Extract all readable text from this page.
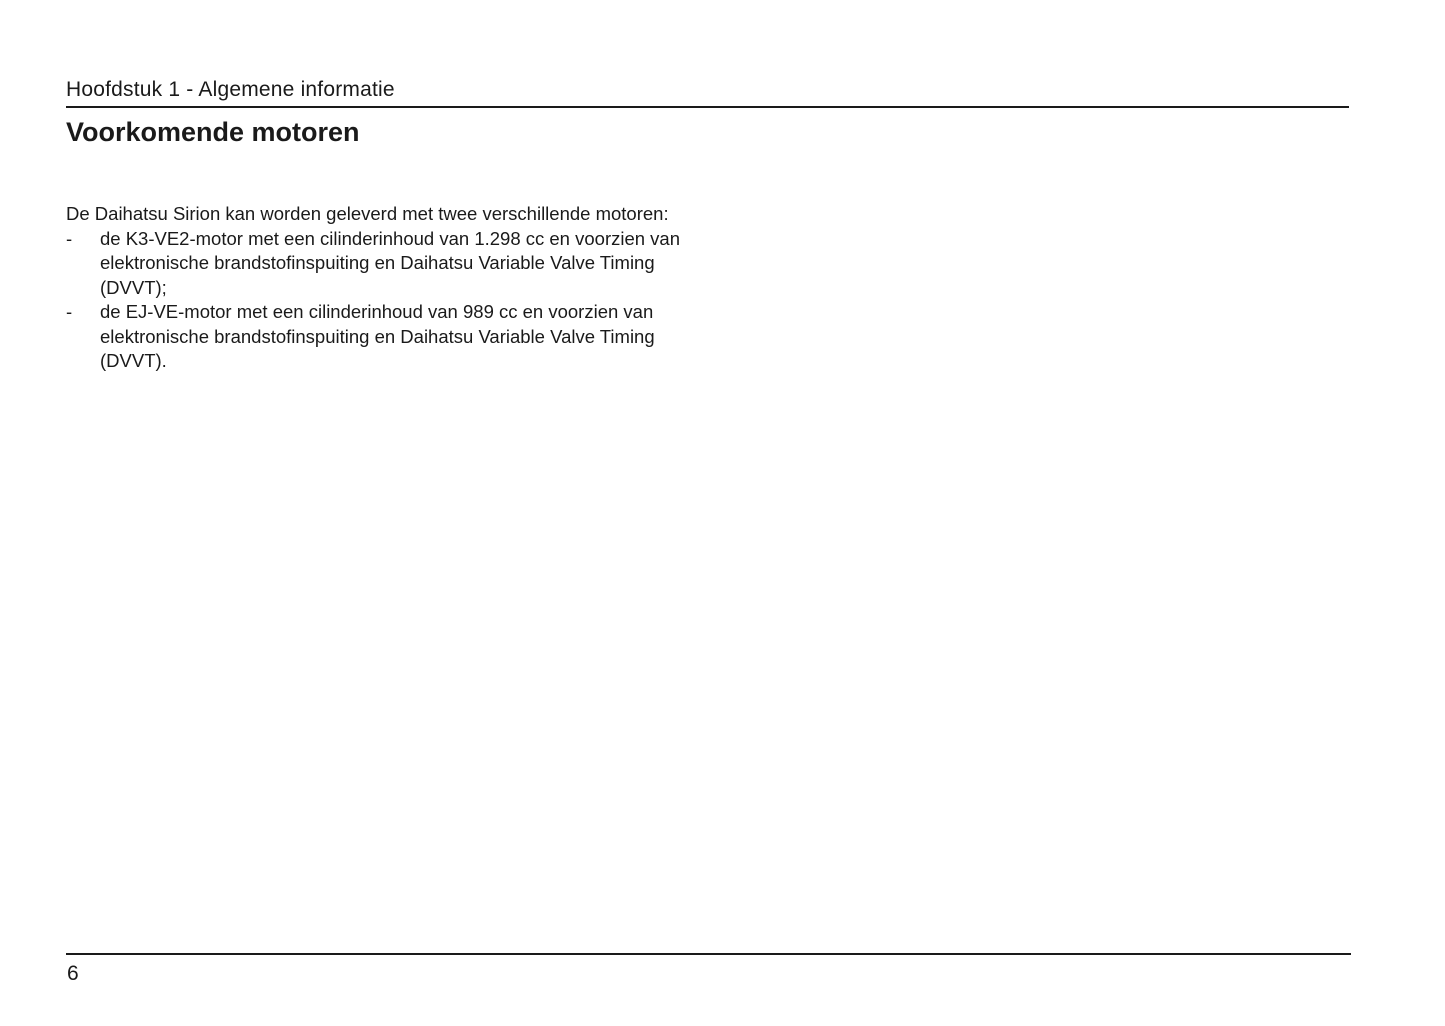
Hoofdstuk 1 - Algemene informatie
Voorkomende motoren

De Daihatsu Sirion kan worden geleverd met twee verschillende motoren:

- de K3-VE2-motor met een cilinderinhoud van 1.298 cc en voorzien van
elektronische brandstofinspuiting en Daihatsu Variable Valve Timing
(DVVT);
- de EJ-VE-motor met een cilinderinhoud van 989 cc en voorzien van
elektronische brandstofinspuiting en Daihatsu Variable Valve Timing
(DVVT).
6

========================================================================

| TASK DESCRIPTION |
Repeat each line of the records above exactly, but do not copy the pictures.

| RESULT BELOW |
Extract all readable text from this page.
Hoofdstuk 1 - Algemene informatie
Voorkomende motoren

De Daihatsu Sirion kan worden geleverd met twee verschillende motoren:

- de K3-VE2-motor met een cilinderinhoud van 1.298 cc en voorzien van
elektronische brandstofinspuiting en Daihatsu Variable Valve Timing
(DVVT);
- de EJ-VE-motor met een cilinderinhoud van 989 cc en voorzien van
elektronische brandstofinspuiting en Daihatsu Variable Valve Timing
(DVVT).
6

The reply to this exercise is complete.